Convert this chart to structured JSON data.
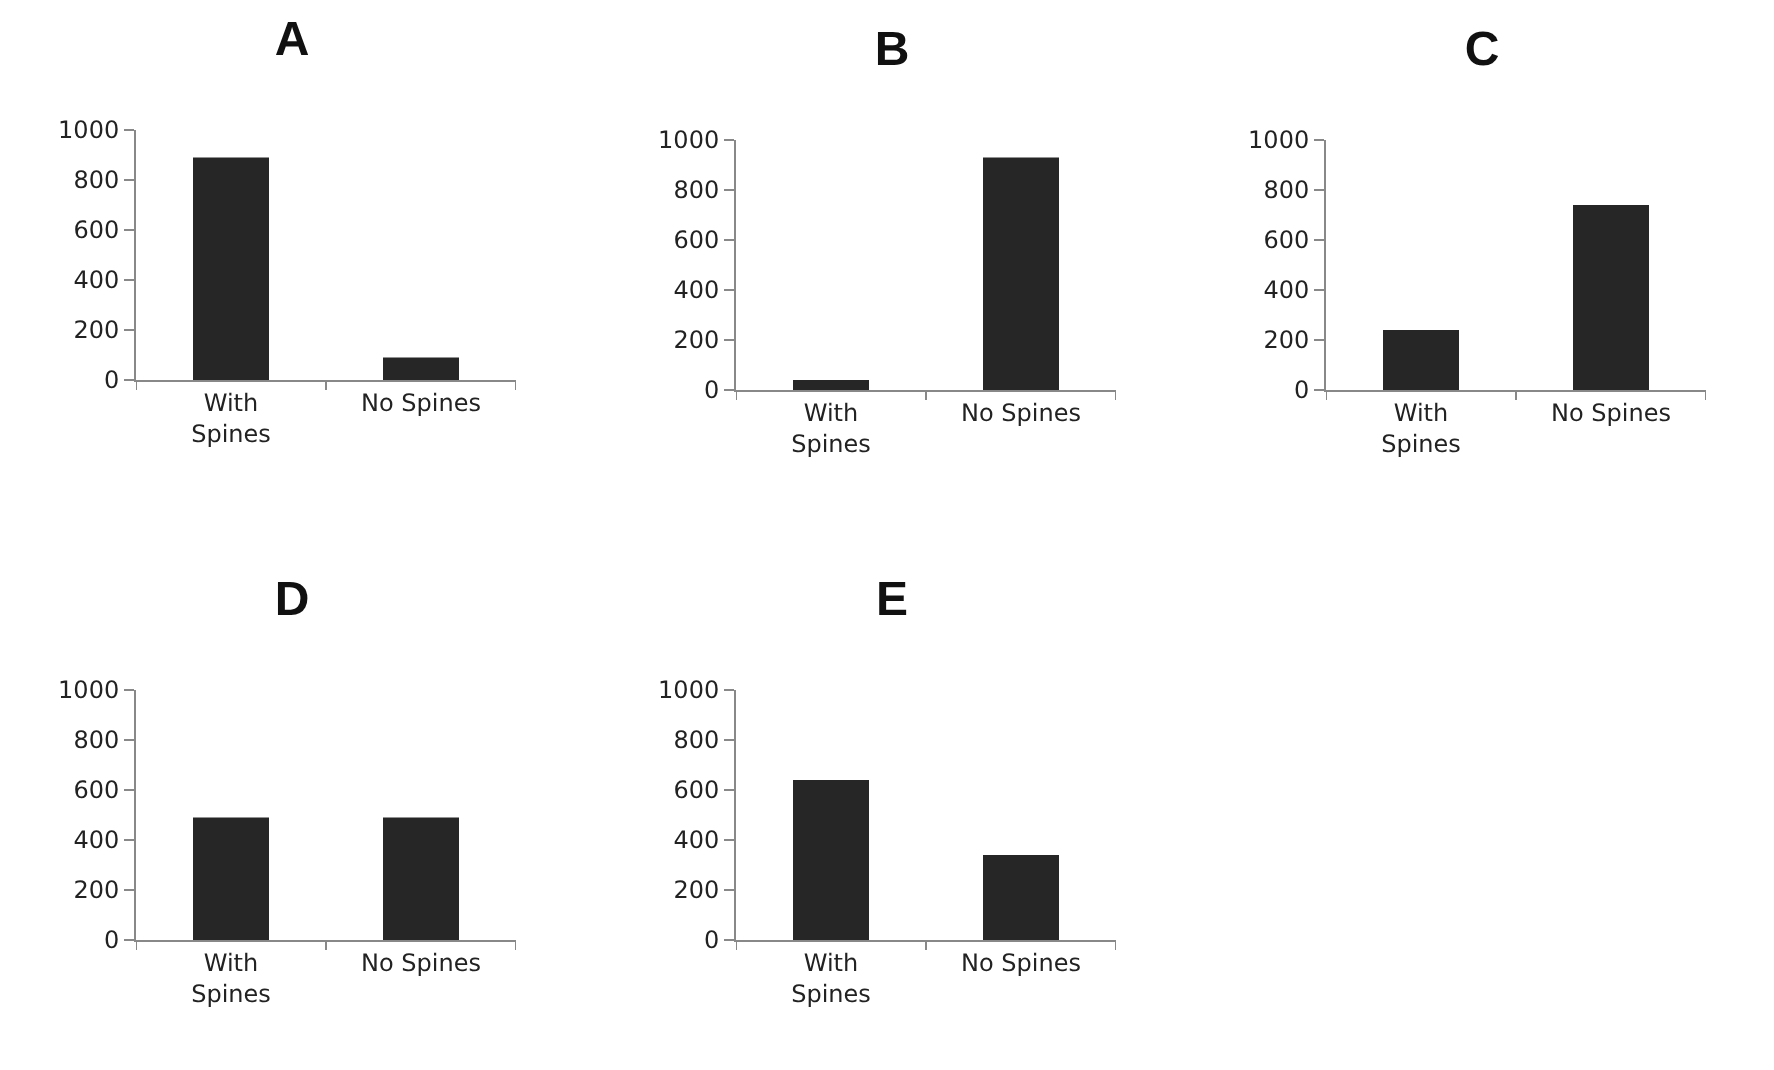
{
  "chart_data": [
    {
      "type": "bar",
      "title": "A",
      "categories": [
        "With Spines",
        "No Spines"
      ],
      "values": [
        890,
        90
      ],
      "color": "#262626",
      "ylim": [
        0,
        1000
      ],
      "yticks": [
        0,
        200,
        400,
        600,
        800,
        1000
      ],
      "grid": false
    },
    {
      "type": "bar",
      "title": "B",
      "categories": [
        "With Spines",
        "No Spines"
      ],
      "values": [
        40,
        930
      ],
      "color": "#262626",
      "ylim": [
        0,
        1000
      ],
      "yticks": [
        0,
        200,
        400,
        600,
        800,
        1000
      ],
      "grid": false
    },
    {
      "type": "bar",
      "title": "C",
      "categories": [
        "With Spines",
        "No Spines"
      ],
      "values": [
        240,
        740
      ],
      "color": "#262626",
      "ylim": [
        0,
        1000
      ],
      "yticks": [
        0,
        200,
        400,
        600,
        800,
        1000
      ],
      "grid": false
    },
    {
      "type": "bar",
      "title": "D",
      "categories": [
        "With Spines",
        "No Spines"
      ],
      "values": [
        490,
        490
      ],
      "color": "#262626",
      "ylim": [
        0,
        1000
      ],
      "yticks": [
        0,
        200,
        400,
        600,
        800,
        1000
      ],
      "grid": false
    },
    {
      "type": "bar",
      "title": "E",
      "categories": [
        "With Spines",
        "No Spines"
      ],
      "values": [
        640,
        340
      ],
      "color": "#262626",
      "ylim": [
        0,
        1000
      ],
      "yticks": [
        0,
        200,
        400,
        600,
        800,
        1000
      ],
      "grid": false
    }
  ]
}
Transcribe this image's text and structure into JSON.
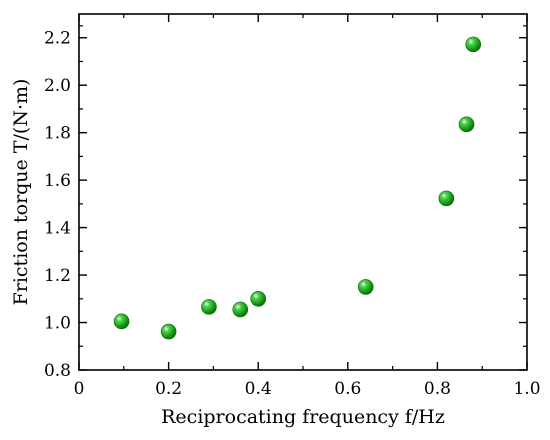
{
  "chart_data": {
    "type": "scatter",
    "xlabel": "Reciprocating  frequency f/Hz",
    "ylabel": "Friction torque T/(N·m)",
    "xlim": [
      0,
      1.0
    ],
    "ylim": [
      0.8,
      2.3
    ],
    "x_ticks": [
      0,
      0.2,
      0.4,
      0.6,
      0.8,
      1.0
    ],
    "x_tick_labels": [
      "0",
      "0.2",
      "0.4",
      "0.6",
      "0.8",
      "1.0"
    ],
    "y_ticks": [
      0.8,
      1.0,
      1.2,
      1.4,
      1.6,
      1.8,
      2.0,
      2.2
    ],
    "y_tick_labels": [
      "0.8",
      "1.0",
      "1.2",
      "1.4",
      "1.6",
      "1.8",
      "2.0",
      "2.2"
    ],
    "grid": false,
    "marker_color": "#129612",
    "series": [
      {
        "x": [
          0.095,
          0.2,
          0.29,
          0.36,
          0.4,
          0.64,
          0.82,
          0.865,
          0.88
        ],
        "y": [
          1.005,
          0.962,
          1.066,
          1.055,
          1.1,
          1.15,
          1.523,
          1.835,
          2.172
        ]
      }
    ]
  }
}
□ □ □ □
Exercise task: Retype every entry verbatim and exclude the pictures from the copy.

Reply:
Convert this chart to structured JSON data.
{
  "chart_data": [
    {
      "type": "bar",
      "title": "A",
      "categories": [
        "With Spines",
        "No Spines"
      ],
      "values": [
        890,
        90
      ],
      "color": "#262626",
      "ylim": [
        0,
        1000
      ],
      "yticks": [
        0,
        200,
        400,
        600,
        800,
        1000
      ],
      "grid": false
    },
    {
      "type": "bar",
      "title": "B",
      "categories": [
        "With Spines",
        "No Spines"
      ],
      "values": [
        40,
        930
      ],
      "color": "#262626",
      "ylim": [
        0,
        1000
      ],
      "yticks": [
        0,
        200,
        400,
        600,
        800,
        1000
      ],
      "grid": false
    },
    {
      "type": "bar",
      "title": "C",
      "categories": [
        "With Spines",
        "No Spines"
      ],
      "values": [
        240,
        740
      ],
      "color": "#262626",
      "ylim": [
        0,
        1000
      ],
      "yticks": [
        0,
        200,
        400,
        600,
        800,
        1000
      ],
      "grid": false
    },
    {
      "type": "bar",
      "title": "D",
      "categories": [
        "With Spines",
        "No Spines"
      ],
      "values": [
        490,
        490
      ],
      "color": "#262626",
      "ylim": [
        0,
        1000
      ],
      "yticks": [
        0,
        200,
        400,
        600,
        800,
        1000
      ],
      "grid": false
    },
    {
      "type": "bar",
      "title": "E",
      "categories": [
        "With Spines",
        "No Spines"
      ],
      "values": [
        640,
        340
      ],
      "color": "#262626",
      "ylim": [
        0,
        1000
      ],
      "yticks": [
        0,
        200,
        400,
        600,
        800,
        1000
      ],
      "grid": false
    }
  ]
}
Transcribe this image's text and structure into JSON.
{
  "chart_data": {
    "type": "scatter",
    "xlabel": "Reciprocating  frequency f/Hz",
    "ylabel": "Friction torque T/(N·m)",
    "xlim": [
      0,
      1.0
    ],
    "ylim": [
      0.8,
      2.3
    ],
    "x_ticks": [
      0,
      0.2,
      0.4,
      0.6,
      0.8,
      1.0
    ],
    "x_tick_labels": [
      "0",
      "0.2",
      "0.4",
      "0.6",
      "0.8",
      "1.0"
    ],
    "y_ticks": [
      0.8,
      1.0,
      1.2,
      1.4,
      1.6,
      1.8,
      2.0,
      2.2
    ],
    "y_tick_labels": [
      "0.8",
      "1.0",
      "1.2",
      "1.4",
      "1.6",
      "1.8",
      "2.0",
      "2.2"
    ],
    "grid": false,
    "marker_color": "#129612",
    "series": [
      {
        "x": [
          0.095,
          0.2,
          0.29,
          0.36,
          0.4,
          0.64,
          0.82,
          0.865,
          0.88
        ],
        "y": [
          1.005,
          0.962,
          1.066,
          1.055,
          1.1,
          1.15,
          1.523,
          1.835,
          2.172
        ]
      }
    ]
  }
}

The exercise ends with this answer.